- [Trecho da página]:
-=-=-=-=-

Levantam-se hoje questões a respeito da validade do socialismo, do comunismo, do pensamento de Marx, da organização partidária leninista, ao mesmo tempo em que uma ofensiva imperialista sem limites parece indicar que chegamos à barbárie. O livro de Astrojildo não só nos ajuda a refletir sobre tais questões – a partir da análise crítica da formação de um partido comunista, o PCB – como indica que o comunismo continua a ser um caminho válido para a humanidade.

A história da formação do PCB mostra-nos como conviveram no Brasil o entusiasmo revolucionário e a carência teórica, a falta de cultura política. Nas palavras de Astrojildo, éramos “pequenos grupos de propaganda, menos de cem pessoas espalhadas por várias regiões do país, gente pobre, obscura, tolhida por mil dificuldades, a começar por sua interpretação teórica. Mas o partido vingou”.

Essa é uma questão que julgo importante para um balanço crítico-revolucionário de nossa atuação partidária. Ajuda-nos a não cair numa crítica simplista que apenas aponta os erros daqueles pioneiros, e sim a entender nossa origem – com todas as suas deficiências, as imensas dificuldades que os revolucionários encontraram para se organizar, sua luta diária pela organização e unidade do movimento operário numa sociedade sem tradição de organização e brutalmente repressora.

-=-=-=-=-

- [Enunciado da tarefa]:
Transcreva o trecho sobre a formação do PCB entre "A história da" e "e brutalmente repressora.", inclusive, trocando "pioneiros" por "fundadores".

- [Listagem de dados]:
-=-=-=-=-

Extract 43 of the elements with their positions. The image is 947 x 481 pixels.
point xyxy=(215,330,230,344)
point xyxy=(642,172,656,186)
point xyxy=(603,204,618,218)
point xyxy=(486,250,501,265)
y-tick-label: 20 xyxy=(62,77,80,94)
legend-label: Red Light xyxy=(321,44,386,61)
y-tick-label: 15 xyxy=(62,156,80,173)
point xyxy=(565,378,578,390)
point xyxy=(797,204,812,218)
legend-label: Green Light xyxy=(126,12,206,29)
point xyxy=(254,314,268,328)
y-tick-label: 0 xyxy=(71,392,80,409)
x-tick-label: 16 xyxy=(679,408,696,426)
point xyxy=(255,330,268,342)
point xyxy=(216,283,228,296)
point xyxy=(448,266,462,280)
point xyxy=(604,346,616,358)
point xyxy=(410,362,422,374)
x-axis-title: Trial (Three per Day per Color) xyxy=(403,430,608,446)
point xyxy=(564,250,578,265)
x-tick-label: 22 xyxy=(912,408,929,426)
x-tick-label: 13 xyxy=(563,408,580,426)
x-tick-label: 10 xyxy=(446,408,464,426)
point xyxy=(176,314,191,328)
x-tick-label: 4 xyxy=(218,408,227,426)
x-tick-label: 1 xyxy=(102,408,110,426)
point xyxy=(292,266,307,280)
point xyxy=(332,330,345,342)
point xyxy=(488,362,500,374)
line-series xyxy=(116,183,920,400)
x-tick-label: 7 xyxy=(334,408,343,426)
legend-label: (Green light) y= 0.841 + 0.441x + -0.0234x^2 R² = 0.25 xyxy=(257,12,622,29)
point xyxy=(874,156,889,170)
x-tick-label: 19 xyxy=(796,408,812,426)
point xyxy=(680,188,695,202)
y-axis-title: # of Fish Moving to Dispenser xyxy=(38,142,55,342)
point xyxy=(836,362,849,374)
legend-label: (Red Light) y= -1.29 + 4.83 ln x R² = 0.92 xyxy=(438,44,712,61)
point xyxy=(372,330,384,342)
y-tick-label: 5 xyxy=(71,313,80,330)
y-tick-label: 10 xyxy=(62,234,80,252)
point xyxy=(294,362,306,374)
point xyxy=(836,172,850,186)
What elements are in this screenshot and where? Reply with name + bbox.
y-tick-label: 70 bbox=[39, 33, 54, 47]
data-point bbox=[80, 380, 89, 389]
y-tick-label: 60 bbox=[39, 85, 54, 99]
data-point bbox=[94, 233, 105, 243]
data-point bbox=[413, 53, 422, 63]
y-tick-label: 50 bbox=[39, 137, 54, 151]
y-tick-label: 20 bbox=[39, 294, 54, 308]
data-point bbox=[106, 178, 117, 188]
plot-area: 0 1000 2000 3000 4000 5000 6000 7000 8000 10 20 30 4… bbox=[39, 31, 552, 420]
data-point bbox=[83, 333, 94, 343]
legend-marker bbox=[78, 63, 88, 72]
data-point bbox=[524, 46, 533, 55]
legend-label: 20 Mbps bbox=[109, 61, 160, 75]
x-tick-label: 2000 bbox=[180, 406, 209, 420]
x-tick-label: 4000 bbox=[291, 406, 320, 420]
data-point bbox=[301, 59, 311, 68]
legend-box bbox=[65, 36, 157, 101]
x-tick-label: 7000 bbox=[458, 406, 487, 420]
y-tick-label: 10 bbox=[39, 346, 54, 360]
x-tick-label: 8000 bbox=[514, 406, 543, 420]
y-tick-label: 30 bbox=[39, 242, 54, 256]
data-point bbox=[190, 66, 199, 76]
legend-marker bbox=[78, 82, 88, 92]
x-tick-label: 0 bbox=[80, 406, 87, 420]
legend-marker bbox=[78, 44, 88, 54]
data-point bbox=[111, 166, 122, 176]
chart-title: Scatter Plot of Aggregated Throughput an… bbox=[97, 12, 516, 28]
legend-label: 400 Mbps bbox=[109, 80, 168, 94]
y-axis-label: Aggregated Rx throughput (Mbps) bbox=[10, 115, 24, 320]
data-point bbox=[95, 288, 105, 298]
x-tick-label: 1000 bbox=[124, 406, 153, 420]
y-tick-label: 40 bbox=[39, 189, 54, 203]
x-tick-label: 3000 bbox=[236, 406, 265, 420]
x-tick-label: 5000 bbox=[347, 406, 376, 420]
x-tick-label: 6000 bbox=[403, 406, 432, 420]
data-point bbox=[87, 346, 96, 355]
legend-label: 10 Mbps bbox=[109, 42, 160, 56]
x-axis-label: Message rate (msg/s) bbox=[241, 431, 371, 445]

-=-=-=-=-

- [Resultado da tarefa]:
A história da formação do PCB mostra-nos como conviveram no Brasil o entusiasmo revolucionário e a carência teórica, a falta de cultura política. Nas palavras de Astrojildo, éramos “pequenos grupos de propaganda, menos de cem pessoas espalhadas por várias regiões do país, gente pobre, obscura, tolhida por mil dificuldades, a começar por sua interpretação teórica. Mas o partido vingou”.

Essa é uma questão que julgo importante para um balanço crítico-revolucionário de nossa atuação partidária. Ajuda-nos a não cair numa crítica simplista que apenas aponta os erros daqueles fundadores, e sim a entender nossa origem – com todas as suas deficiências, as imensas dificuldades que os revolucionários encontraram para se organizar, sua luta diária pela organização e unidade do movimento operário numa sociedade sem tradição de organização e brutalmente repressora.